REQUIRED TASK » Copy out every line in which the string "name" occurs.

RAW RECORDS »
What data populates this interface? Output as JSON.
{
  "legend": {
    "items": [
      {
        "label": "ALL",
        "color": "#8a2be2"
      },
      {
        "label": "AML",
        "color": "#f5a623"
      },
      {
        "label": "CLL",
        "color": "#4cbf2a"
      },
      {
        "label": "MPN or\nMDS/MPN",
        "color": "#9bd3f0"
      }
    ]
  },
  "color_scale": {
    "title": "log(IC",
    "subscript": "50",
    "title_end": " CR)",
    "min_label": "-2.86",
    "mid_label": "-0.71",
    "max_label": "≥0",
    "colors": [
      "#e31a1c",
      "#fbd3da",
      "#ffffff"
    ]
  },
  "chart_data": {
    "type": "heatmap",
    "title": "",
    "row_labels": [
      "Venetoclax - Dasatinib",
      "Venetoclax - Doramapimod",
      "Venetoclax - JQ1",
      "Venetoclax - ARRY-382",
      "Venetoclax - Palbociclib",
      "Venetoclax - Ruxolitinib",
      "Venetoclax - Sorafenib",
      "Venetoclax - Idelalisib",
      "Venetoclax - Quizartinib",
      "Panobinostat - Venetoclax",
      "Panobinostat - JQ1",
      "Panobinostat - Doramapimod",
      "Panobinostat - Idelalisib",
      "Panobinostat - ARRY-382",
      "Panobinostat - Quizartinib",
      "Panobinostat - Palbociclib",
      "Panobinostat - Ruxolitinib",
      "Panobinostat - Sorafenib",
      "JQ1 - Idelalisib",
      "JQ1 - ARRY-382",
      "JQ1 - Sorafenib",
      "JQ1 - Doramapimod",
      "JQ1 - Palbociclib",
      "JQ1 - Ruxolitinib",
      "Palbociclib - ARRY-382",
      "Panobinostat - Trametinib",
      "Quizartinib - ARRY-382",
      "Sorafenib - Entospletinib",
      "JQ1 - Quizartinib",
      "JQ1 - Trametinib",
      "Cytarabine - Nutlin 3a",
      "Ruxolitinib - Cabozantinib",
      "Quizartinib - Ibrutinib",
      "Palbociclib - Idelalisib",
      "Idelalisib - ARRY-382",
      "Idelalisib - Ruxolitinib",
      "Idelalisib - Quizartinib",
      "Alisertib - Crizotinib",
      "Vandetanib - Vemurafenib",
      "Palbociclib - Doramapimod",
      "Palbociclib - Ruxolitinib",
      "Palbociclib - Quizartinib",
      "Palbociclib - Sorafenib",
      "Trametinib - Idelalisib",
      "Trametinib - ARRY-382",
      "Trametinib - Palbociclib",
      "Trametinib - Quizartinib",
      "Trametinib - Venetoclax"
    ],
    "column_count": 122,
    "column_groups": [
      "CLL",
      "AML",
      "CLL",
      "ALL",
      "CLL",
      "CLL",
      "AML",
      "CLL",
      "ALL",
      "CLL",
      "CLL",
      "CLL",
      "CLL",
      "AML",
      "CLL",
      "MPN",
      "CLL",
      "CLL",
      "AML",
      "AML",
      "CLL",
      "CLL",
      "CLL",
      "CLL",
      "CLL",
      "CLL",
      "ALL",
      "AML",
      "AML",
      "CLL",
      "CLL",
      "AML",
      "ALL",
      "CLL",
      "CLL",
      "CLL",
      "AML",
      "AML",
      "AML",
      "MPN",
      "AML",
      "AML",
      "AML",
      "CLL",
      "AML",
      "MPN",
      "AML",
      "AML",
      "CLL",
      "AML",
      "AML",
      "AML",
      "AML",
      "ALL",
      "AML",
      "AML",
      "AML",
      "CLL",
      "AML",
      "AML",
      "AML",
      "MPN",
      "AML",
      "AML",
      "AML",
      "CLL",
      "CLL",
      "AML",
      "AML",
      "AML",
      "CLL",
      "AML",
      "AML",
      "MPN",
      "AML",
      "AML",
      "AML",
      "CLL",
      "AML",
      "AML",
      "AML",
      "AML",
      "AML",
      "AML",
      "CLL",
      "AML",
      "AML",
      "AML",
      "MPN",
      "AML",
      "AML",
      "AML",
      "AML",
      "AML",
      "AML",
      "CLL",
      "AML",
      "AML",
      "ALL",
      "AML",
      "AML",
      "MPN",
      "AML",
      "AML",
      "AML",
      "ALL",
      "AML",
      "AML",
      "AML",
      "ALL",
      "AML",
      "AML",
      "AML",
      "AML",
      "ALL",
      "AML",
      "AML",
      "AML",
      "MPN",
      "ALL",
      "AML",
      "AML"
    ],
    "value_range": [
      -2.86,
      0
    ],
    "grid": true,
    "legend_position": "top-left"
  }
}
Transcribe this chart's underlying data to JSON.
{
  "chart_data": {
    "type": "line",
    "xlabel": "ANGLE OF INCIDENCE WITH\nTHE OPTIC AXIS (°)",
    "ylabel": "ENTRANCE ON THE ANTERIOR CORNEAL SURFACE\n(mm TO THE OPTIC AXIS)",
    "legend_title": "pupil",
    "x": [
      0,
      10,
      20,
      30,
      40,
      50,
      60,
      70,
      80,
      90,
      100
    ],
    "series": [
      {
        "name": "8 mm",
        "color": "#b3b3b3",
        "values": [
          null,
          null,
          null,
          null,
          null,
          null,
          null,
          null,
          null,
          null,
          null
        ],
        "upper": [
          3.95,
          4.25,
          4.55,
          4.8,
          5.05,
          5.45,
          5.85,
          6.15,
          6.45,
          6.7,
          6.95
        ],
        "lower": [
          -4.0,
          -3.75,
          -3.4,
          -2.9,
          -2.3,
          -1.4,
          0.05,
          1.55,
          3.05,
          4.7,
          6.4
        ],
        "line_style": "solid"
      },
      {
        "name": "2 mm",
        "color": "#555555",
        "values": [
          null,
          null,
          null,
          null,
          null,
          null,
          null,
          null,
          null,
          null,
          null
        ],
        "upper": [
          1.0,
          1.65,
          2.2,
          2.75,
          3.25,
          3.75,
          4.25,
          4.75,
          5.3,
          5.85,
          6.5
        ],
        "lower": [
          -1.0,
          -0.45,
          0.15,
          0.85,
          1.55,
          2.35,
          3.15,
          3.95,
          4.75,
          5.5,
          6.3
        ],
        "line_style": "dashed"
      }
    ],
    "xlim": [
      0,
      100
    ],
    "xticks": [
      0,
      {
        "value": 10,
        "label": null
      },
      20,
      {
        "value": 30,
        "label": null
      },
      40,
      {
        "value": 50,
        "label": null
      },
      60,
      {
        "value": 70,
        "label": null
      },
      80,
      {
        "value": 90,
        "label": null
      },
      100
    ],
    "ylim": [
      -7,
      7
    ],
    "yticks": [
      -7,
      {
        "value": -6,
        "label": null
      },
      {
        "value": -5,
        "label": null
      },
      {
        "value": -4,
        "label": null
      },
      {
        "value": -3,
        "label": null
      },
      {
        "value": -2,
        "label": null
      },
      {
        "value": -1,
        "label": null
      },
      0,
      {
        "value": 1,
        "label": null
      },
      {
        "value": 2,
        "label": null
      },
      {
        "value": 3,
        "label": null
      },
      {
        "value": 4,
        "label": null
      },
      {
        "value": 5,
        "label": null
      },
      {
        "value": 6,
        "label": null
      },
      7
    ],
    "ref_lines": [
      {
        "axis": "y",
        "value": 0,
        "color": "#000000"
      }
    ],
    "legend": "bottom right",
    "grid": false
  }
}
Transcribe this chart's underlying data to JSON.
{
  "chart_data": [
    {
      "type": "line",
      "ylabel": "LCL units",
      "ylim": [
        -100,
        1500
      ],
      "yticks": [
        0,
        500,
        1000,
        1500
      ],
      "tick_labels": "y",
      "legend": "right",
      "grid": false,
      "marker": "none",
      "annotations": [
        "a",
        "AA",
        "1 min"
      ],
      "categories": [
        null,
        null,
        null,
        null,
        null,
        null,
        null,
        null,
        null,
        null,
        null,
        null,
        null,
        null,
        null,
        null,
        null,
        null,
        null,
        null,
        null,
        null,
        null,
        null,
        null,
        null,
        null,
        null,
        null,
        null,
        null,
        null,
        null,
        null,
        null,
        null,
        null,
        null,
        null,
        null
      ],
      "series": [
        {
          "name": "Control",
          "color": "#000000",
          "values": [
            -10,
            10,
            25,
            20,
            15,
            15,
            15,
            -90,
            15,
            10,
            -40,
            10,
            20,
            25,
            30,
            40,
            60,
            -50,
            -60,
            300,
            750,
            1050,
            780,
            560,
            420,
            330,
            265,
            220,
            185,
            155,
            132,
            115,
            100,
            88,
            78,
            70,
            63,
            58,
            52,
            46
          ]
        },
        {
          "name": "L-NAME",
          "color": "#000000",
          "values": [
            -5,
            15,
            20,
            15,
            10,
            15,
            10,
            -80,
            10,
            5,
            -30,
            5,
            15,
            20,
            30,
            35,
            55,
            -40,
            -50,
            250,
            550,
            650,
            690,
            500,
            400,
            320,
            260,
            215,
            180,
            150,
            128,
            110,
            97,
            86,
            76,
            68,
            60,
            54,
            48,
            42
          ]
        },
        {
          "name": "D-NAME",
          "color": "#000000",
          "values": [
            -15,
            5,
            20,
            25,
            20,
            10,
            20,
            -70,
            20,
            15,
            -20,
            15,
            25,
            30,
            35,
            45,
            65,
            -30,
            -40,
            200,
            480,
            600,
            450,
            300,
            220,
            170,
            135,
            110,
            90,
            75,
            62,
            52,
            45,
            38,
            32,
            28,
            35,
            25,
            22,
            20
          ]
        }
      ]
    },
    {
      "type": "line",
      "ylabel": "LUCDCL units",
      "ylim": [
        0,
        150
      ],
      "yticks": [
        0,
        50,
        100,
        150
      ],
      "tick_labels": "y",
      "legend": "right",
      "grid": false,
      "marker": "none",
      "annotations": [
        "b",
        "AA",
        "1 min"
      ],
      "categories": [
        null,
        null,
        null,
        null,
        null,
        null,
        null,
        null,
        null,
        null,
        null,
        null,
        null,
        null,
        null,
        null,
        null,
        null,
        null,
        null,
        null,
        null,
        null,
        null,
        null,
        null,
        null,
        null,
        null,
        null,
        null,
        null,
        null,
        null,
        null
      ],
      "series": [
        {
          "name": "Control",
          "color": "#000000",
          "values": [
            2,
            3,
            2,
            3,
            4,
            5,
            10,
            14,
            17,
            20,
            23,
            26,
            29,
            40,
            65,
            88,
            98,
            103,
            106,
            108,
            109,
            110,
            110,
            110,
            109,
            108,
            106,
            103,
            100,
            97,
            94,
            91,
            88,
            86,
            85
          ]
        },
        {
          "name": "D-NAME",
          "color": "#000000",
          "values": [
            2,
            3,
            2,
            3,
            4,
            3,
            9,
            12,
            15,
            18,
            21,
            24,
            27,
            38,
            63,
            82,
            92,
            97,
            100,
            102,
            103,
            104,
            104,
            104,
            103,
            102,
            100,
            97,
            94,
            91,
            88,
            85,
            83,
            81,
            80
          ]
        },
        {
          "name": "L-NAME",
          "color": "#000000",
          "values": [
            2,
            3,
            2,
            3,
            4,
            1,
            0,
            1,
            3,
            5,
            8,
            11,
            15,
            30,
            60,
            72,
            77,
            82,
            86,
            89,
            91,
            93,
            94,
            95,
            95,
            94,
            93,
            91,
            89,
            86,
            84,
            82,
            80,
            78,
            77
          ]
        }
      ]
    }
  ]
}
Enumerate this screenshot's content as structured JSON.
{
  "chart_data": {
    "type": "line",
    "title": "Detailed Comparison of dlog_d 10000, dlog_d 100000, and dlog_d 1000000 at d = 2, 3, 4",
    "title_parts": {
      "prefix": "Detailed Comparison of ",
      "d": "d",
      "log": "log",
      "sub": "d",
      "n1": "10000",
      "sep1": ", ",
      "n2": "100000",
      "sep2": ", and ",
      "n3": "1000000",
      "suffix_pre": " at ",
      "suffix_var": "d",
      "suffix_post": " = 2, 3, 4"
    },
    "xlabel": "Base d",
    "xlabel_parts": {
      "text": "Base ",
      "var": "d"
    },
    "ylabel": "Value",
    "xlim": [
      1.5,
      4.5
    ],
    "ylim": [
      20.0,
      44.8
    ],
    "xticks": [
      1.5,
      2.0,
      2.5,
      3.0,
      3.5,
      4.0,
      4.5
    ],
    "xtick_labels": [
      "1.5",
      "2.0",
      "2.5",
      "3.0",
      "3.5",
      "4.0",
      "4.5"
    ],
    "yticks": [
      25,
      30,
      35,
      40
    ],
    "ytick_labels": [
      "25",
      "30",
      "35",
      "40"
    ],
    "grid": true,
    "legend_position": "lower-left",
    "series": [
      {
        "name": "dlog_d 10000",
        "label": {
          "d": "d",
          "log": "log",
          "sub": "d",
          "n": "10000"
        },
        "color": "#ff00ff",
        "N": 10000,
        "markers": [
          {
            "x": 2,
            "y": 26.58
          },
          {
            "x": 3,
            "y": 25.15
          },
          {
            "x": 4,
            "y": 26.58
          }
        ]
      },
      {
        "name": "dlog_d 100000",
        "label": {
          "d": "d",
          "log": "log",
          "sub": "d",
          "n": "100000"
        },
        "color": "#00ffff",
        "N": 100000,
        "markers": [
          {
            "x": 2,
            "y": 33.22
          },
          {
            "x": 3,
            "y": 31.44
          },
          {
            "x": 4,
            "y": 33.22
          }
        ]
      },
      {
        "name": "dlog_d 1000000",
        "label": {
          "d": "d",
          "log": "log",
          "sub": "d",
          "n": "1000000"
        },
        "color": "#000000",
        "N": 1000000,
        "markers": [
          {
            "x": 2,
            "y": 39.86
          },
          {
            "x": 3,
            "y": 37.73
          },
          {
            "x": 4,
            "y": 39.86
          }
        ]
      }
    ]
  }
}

FULL SOLUTION »
        "name": "8 mm",
        "name": "2 mm",
          "name": "Control",
          "name": "L-NAME",
          "name": "D-NAME",
          "name": "Control",
          "name": "D-NAME",
          "name": "L-NAME",
        "name": "dlog_d 10000",
        "name": "dlog_d 100000",
        "name": "dlog_d 1000000",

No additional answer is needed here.